Stored records
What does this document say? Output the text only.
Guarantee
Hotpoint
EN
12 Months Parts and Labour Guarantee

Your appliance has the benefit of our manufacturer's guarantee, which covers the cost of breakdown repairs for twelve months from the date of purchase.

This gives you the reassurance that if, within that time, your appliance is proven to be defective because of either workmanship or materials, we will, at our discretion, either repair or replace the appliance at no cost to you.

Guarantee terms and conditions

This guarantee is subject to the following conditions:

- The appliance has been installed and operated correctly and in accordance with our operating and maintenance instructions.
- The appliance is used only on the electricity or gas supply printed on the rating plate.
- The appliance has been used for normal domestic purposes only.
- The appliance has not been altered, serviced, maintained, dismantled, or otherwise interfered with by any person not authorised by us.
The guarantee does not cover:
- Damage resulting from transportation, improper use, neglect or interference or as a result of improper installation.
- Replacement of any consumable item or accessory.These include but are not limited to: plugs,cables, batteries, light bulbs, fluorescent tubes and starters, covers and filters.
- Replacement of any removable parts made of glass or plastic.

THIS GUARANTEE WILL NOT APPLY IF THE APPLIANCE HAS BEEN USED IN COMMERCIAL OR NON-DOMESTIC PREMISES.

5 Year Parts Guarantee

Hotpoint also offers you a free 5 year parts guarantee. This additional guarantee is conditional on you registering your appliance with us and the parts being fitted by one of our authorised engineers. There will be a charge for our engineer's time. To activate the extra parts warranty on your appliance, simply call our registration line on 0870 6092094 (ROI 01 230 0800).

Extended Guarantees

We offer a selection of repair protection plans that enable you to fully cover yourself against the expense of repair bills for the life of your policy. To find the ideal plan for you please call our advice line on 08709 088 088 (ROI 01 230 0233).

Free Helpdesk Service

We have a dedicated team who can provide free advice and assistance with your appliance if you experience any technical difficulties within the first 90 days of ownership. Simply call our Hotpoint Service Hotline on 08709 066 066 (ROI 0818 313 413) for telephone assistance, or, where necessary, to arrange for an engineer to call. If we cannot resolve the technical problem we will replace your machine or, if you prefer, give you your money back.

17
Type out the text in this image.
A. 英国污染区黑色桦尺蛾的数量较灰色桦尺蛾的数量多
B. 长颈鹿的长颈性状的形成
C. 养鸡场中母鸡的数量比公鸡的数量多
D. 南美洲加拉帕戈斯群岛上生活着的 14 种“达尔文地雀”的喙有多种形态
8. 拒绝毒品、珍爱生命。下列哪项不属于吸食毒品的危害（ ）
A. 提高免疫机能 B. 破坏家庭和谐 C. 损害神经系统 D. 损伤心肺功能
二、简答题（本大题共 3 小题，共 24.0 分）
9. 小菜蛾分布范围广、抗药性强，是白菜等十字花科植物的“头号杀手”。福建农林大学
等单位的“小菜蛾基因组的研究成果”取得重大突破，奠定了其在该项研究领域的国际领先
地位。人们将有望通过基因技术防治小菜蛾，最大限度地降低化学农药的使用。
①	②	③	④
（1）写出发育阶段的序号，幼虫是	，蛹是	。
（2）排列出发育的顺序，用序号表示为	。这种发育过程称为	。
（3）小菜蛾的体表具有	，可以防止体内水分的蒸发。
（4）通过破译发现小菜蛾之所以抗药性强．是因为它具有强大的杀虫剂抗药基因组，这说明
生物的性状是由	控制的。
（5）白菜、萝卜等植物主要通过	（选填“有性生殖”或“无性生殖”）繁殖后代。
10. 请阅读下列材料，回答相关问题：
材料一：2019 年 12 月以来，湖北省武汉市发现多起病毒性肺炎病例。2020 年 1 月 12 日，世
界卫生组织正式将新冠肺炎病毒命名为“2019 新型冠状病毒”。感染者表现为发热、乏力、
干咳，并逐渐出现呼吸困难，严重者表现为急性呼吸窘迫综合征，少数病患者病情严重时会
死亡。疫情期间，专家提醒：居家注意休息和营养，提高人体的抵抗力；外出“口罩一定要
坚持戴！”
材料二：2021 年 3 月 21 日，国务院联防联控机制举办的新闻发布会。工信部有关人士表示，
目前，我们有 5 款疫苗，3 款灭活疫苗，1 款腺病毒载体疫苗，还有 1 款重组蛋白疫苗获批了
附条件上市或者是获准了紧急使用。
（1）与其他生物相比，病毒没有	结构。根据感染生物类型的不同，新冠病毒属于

## Stated exercise
Return each line where "conditions" shows up.

## Output
Guarantee terms and conditions
This guarantee is subject to the following conditions:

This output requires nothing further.